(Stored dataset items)
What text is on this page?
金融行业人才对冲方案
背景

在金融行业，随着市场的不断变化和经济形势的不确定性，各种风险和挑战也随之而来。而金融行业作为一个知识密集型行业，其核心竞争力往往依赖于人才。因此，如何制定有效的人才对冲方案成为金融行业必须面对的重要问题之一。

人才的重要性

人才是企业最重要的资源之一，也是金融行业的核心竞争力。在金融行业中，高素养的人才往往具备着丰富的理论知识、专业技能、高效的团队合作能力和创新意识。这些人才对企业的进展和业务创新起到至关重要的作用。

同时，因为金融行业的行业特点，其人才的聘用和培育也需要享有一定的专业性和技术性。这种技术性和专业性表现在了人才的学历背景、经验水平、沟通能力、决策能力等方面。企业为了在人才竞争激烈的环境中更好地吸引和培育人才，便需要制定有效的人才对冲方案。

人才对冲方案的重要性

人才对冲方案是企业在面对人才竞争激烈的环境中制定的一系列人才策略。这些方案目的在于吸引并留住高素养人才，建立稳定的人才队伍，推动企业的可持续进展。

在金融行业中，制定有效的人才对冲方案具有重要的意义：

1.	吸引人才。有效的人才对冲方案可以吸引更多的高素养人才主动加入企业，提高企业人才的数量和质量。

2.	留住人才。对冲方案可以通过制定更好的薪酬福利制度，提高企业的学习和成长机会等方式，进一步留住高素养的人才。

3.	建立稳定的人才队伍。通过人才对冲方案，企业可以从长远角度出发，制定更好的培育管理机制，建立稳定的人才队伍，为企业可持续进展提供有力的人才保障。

--

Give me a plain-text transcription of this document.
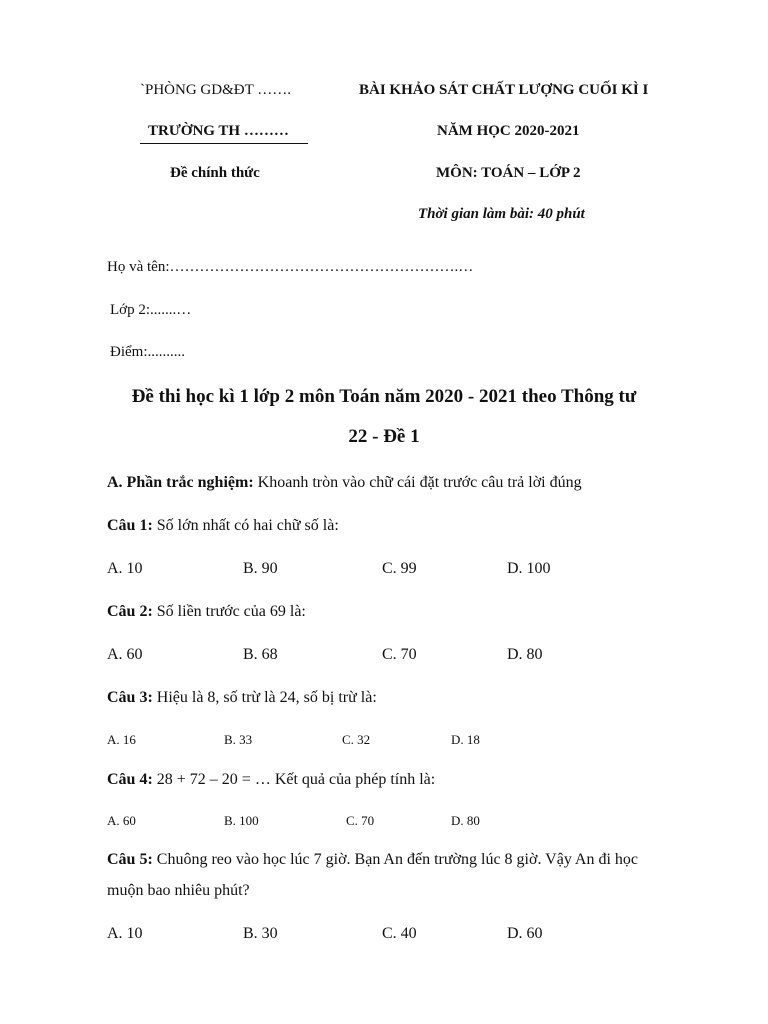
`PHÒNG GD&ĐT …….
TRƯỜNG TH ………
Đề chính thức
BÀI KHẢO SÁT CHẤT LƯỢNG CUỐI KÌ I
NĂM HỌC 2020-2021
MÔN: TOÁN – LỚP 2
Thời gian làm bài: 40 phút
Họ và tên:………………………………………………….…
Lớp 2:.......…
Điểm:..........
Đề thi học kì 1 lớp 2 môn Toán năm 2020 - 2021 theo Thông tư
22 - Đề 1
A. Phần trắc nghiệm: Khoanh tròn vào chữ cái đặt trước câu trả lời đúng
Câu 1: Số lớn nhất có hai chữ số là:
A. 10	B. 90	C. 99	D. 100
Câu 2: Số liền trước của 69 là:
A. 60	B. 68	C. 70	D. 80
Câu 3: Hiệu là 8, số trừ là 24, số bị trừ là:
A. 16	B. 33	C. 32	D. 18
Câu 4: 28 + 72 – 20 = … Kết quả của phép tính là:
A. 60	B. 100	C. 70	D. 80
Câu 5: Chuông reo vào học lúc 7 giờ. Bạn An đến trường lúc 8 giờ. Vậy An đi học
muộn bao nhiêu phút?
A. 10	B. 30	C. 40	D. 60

==

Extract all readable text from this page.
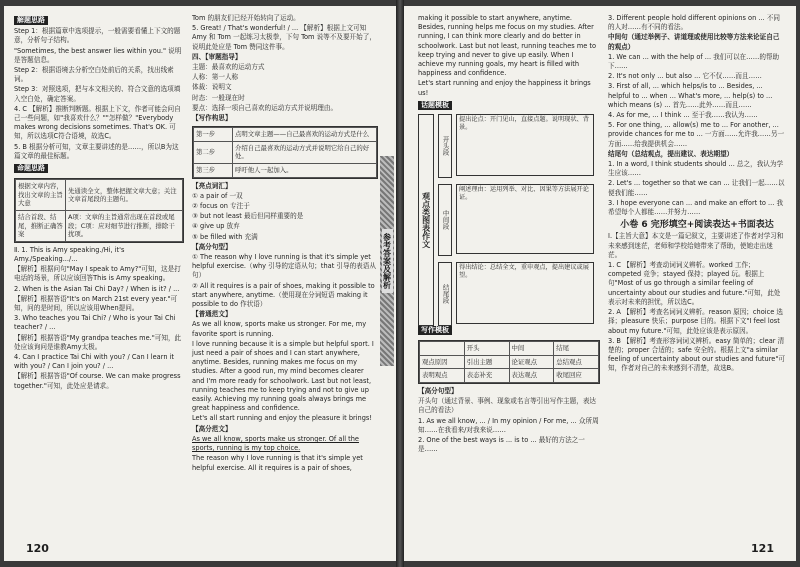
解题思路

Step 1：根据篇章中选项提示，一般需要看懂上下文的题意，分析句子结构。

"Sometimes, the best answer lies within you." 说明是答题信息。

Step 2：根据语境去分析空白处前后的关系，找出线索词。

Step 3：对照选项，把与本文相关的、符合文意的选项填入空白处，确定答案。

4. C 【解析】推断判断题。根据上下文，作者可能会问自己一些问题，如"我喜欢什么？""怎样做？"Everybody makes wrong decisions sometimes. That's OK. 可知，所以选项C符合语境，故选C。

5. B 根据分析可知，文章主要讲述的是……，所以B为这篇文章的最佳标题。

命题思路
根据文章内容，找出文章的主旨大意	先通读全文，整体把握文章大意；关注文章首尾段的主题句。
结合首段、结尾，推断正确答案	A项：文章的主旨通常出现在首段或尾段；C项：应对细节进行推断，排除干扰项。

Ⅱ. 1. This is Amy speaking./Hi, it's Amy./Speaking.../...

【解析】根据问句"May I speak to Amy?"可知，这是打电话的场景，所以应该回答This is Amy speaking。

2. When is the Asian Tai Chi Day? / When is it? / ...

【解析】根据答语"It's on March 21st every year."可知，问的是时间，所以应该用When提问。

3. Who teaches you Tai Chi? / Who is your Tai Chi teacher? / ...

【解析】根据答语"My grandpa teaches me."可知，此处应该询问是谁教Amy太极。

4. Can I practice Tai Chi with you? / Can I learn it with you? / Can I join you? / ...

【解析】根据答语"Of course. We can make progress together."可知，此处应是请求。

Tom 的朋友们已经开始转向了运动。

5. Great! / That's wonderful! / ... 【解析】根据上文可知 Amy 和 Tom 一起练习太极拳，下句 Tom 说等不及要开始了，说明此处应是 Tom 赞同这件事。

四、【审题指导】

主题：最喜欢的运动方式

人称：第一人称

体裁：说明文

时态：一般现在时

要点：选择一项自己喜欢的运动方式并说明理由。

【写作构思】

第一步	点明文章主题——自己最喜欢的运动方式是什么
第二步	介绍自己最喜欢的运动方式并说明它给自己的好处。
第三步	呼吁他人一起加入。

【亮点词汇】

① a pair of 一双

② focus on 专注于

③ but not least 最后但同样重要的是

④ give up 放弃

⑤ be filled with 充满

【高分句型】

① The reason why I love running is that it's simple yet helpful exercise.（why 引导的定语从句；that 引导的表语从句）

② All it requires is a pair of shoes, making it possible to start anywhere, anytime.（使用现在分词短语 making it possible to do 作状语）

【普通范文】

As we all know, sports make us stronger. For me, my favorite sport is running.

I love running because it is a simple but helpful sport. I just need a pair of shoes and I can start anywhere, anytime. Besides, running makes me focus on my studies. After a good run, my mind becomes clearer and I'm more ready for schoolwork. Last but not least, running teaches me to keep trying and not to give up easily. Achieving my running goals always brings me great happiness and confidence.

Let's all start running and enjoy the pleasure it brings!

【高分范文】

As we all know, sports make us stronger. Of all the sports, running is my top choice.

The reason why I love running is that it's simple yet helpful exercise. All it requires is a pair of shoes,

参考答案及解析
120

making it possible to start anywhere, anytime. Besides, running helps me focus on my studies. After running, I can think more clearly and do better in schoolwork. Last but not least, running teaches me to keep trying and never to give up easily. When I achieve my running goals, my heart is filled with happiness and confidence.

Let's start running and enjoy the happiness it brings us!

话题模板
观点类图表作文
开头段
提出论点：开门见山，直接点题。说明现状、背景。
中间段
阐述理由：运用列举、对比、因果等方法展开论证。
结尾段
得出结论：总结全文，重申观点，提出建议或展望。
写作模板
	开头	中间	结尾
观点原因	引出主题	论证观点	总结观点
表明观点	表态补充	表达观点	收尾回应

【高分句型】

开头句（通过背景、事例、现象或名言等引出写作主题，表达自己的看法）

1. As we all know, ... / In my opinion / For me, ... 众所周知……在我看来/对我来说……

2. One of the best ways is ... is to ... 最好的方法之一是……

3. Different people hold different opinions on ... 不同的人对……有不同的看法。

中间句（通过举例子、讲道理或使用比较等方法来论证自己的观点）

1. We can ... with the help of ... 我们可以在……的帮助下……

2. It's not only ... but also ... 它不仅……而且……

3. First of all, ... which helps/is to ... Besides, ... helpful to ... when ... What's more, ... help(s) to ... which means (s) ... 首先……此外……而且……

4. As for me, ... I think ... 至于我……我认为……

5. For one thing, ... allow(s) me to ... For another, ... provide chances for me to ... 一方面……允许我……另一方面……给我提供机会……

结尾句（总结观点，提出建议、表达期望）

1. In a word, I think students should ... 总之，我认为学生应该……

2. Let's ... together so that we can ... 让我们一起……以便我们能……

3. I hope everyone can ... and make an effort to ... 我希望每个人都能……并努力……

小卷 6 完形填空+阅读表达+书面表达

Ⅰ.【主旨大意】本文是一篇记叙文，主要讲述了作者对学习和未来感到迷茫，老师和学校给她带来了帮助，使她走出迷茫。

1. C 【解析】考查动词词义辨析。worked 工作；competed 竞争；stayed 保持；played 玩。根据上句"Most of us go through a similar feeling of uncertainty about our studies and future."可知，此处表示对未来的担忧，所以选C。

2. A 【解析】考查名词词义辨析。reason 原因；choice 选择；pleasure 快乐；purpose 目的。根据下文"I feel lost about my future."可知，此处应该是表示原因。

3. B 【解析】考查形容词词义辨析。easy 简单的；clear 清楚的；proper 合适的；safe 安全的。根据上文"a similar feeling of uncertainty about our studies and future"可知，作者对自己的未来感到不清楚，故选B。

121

> _DIRECTIONS_
Copy out every line of the data that includes "page".

> _TASK RESPONSE_
What text is on this page?
Extract all readable text from this page.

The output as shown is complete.